--- START RAW DATA ---

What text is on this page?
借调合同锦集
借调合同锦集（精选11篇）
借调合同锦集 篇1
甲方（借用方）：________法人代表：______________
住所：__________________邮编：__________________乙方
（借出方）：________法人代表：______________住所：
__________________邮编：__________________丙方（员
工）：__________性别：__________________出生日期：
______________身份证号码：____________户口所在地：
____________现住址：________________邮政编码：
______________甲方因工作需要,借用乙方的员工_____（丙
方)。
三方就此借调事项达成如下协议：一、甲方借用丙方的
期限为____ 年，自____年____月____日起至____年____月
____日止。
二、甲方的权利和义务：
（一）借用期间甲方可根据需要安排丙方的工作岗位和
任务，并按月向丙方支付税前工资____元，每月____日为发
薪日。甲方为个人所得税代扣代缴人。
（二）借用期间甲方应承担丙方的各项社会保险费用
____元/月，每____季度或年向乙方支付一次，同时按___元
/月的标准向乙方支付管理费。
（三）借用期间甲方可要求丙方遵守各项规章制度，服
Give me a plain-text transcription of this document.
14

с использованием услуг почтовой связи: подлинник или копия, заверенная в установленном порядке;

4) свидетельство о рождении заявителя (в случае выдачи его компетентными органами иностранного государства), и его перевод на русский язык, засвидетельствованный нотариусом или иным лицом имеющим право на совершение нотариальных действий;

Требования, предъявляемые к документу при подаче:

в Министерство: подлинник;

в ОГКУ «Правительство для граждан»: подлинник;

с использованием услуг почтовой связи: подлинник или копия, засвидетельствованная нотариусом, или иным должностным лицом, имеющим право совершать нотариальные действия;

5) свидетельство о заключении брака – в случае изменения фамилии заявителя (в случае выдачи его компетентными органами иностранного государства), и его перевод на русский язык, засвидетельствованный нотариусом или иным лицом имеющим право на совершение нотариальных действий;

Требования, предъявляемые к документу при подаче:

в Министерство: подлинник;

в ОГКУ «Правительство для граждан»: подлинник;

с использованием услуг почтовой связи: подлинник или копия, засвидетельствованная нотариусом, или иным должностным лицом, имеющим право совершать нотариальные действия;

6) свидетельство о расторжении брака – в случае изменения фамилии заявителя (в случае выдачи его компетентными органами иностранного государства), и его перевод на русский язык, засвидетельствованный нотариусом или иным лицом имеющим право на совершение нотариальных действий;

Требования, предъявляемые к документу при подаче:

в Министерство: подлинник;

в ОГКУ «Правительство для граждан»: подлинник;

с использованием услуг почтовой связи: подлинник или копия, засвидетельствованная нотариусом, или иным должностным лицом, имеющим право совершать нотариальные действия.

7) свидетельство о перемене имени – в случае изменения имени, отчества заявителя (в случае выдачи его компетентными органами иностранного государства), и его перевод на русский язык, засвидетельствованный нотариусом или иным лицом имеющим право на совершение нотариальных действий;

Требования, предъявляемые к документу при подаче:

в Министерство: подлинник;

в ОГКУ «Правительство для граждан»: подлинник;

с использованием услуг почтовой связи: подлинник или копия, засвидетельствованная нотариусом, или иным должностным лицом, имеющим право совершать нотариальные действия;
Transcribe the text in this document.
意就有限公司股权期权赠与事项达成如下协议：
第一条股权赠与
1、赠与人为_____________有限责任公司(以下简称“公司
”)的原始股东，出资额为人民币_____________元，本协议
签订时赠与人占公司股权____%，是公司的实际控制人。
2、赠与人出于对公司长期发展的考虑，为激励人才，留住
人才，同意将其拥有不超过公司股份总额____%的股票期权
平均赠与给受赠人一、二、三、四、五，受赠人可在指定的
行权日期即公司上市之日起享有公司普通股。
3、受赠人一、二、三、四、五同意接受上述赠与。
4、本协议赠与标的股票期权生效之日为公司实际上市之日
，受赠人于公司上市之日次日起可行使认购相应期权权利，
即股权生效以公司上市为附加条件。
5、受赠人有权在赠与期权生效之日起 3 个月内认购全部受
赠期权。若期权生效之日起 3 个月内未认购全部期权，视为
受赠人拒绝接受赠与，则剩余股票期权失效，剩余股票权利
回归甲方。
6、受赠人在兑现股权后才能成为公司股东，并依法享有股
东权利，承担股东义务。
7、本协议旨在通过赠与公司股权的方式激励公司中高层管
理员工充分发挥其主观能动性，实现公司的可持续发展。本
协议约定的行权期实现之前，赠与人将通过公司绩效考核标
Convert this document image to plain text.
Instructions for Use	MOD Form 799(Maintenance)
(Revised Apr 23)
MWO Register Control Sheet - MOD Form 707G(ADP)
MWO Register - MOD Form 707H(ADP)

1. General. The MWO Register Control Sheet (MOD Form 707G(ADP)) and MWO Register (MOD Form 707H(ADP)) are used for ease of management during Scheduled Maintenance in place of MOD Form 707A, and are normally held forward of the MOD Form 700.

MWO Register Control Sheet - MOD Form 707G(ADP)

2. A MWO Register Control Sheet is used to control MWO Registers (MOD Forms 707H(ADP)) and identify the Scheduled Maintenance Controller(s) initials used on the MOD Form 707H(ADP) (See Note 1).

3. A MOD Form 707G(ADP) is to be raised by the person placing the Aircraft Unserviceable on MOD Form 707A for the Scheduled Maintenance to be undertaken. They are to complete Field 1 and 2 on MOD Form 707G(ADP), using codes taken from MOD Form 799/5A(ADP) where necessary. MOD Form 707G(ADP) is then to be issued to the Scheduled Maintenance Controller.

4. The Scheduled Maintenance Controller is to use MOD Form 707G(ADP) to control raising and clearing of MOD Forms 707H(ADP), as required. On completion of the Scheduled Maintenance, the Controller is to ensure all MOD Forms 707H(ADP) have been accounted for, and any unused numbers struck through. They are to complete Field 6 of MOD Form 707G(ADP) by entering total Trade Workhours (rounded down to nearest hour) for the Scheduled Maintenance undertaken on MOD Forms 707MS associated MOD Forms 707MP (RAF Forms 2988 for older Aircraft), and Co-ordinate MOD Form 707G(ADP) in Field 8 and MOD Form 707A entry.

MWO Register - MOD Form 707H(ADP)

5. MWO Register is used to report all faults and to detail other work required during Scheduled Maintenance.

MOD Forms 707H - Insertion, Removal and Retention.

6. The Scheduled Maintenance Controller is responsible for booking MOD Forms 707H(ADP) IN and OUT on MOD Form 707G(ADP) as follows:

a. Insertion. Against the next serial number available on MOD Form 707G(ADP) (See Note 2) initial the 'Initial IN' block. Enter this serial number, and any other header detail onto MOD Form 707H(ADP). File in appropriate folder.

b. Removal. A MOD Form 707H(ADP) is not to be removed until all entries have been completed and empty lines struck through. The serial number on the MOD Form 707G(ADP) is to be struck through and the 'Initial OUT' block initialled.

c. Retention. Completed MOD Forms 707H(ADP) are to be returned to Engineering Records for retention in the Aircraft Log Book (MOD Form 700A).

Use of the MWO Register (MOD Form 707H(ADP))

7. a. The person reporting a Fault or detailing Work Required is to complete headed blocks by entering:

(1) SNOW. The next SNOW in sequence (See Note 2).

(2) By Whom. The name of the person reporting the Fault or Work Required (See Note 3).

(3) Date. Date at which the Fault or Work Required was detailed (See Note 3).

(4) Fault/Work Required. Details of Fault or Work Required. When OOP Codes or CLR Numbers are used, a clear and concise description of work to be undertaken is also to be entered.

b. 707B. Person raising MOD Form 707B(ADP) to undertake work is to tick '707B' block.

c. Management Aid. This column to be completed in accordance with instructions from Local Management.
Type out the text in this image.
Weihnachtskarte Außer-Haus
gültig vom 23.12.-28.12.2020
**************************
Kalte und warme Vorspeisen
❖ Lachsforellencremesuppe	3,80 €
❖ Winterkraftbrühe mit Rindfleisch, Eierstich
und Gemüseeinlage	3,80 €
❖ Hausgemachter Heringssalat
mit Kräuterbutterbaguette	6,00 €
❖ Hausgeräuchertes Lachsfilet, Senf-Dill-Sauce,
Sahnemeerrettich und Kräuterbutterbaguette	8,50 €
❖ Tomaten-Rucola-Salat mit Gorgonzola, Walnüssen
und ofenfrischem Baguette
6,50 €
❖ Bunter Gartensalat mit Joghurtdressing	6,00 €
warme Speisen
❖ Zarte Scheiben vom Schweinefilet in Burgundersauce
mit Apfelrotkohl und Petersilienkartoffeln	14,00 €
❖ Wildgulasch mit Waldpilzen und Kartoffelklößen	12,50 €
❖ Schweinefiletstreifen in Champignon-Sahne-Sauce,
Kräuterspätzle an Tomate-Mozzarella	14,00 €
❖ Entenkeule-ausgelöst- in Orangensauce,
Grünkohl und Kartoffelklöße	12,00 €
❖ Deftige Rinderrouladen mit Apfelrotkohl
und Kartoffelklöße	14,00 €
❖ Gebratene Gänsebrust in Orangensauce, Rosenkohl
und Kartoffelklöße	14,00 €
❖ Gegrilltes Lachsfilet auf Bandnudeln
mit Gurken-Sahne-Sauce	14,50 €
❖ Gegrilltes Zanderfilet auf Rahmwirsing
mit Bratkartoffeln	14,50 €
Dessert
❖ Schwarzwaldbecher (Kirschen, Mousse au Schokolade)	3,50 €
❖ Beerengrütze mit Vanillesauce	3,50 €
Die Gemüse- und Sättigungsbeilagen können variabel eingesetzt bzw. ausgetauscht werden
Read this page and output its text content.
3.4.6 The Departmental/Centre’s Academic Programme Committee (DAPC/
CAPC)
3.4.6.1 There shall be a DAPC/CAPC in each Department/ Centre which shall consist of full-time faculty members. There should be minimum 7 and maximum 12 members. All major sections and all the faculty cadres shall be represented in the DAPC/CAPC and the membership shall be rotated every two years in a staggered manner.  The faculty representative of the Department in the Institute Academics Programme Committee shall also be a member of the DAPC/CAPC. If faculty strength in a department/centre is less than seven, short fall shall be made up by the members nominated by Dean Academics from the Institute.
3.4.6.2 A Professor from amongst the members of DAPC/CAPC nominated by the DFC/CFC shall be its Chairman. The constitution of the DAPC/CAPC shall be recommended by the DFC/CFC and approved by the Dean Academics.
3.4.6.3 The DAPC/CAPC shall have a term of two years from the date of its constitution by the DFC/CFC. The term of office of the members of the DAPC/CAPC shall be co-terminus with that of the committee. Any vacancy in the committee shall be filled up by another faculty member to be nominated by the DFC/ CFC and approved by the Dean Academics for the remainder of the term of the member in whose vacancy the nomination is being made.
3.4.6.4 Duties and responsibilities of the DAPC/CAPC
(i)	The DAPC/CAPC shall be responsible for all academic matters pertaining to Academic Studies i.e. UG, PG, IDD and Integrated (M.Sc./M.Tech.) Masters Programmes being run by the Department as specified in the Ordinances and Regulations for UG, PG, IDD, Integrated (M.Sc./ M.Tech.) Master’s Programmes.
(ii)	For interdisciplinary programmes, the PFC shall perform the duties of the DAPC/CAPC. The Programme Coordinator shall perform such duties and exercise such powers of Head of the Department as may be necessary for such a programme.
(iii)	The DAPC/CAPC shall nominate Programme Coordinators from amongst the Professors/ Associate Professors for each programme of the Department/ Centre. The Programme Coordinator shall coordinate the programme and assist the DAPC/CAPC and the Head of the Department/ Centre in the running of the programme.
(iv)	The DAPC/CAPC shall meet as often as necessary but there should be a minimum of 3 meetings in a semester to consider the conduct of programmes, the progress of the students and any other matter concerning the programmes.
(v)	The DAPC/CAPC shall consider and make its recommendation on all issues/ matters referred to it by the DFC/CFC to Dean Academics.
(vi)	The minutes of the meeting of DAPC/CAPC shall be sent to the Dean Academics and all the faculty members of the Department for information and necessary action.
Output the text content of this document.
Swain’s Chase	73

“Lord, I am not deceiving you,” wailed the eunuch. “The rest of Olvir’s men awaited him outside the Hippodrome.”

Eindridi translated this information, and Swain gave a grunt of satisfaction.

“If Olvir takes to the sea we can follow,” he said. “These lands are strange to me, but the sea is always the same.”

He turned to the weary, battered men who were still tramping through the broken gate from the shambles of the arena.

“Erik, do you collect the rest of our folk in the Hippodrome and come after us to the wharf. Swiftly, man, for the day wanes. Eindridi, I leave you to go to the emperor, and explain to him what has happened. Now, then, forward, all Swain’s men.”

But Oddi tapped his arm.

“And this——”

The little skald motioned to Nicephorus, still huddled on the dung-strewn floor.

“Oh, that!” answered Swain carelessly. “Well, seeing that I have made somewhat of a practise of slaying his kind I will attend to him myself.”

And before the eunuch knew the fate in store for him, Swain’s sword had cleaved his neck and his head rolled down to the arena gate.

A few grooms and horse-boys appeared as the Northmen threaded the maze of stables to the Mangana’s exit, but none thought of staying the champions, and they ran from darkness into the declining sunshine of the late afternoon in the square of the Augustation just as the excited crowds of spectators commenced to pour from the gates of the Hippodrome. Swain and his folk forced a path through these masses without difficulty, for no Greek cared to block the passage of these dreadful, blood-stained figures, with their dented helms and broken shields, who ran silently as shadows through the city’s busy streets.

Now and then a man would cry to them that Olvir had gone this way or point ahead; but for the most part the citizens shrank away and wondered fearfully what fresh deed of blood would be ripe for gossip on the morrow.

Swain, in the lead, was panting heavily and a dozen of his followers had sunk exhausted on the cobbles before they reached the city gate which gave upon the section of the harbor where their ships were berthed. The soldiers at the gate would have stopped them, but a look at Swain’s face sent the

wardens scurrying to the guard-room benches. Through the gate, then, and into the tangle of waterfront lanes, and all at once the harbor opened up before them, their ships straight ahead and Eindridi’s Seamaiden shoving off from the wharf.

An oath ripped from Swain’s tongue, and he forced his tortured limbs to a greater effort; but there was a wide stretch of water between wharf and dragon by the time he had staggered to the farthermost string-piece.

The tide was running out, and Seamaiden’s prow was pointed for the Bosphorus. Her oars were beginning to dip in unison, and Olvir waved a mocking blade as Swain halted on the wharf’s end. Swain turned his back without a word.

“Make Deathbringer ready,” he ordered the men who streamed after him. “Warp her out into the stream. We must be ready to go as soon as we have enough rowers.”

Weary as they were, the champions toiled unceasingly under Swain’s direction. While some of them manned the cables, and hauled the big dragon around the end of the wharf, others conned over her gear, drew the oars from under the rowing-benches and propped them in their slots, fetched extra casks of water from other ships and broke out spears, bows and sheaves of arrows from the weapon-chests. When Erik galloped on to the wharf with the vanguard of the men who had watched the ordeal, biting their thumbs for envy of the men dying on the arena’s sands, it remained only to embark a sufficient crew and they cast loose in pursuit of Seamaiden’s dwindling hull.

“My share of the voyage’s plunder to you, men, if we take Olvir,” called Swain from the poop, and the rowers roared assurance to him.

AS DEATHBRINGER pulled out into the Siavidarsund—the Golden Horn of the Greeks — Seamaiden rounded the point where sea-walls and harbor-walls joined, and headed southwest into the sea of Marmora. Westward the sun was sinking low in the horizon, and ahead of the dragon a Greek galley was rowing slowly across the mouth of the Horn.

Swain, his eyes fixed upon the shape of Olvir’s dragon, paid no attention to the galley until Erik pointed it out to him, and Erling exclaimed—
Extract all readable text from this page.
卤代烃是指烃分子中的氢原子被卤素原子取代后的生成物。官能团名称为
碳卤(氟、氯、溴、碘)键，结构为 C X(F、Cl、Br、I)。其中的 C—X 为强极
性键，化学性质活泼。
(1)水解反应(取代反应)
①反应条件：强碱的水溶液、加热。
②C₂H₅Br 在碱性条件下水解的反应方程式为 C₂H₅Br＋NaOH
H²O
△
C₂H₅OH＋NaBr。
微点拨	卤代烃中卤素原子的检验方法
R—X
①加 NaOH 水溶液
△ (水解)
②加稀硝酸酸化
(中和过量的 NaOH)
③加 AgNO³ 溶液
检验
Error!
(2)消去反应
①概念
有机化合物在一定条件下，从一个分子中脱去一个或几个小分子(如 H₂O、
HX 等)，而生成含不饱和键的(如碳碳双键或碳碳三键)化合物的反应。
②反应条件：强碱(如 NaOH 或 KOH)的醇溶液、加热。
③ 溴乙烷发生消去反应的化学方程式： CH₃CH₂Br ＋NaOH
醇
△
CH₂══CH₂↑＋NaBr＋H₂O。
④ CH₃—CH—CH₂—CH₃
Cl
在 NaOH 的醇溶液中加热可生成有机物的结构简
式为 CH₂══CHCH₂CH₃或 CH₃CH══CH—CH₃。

--- END RAW DATA ---

## [SHORT TASK]
Scan the material for lines with the word "city", and copy each line you find.

## [REPLY TO THE TASK]
A few grooms and horse-boys appeared as the Northmen threaded the maze of stables to the Mangana’s exit, but none thought of staying the champions, and they ran from darkness into the declining sunshine of the late afternoon in the square of the Augustation just as the excited crowds of spectators commenced to pour from the gates of the Hippodrome. Swain and his folk forced a path through these masses without difficulty, for no Greek cared to block the passage of these dreadful, blood-stained figures, with their dented helms and broken shields, who ran silently as shadows through the city’s busy streets.
Swain, in the lead, was panting heavily and a dozen of his followers had sunk exhausted on the cobbles before they reached the city gate which gave upon the section of the harbor where their ships were berthed. The soldiers at the gate would have stopped them, but a look at Swain’s face sent the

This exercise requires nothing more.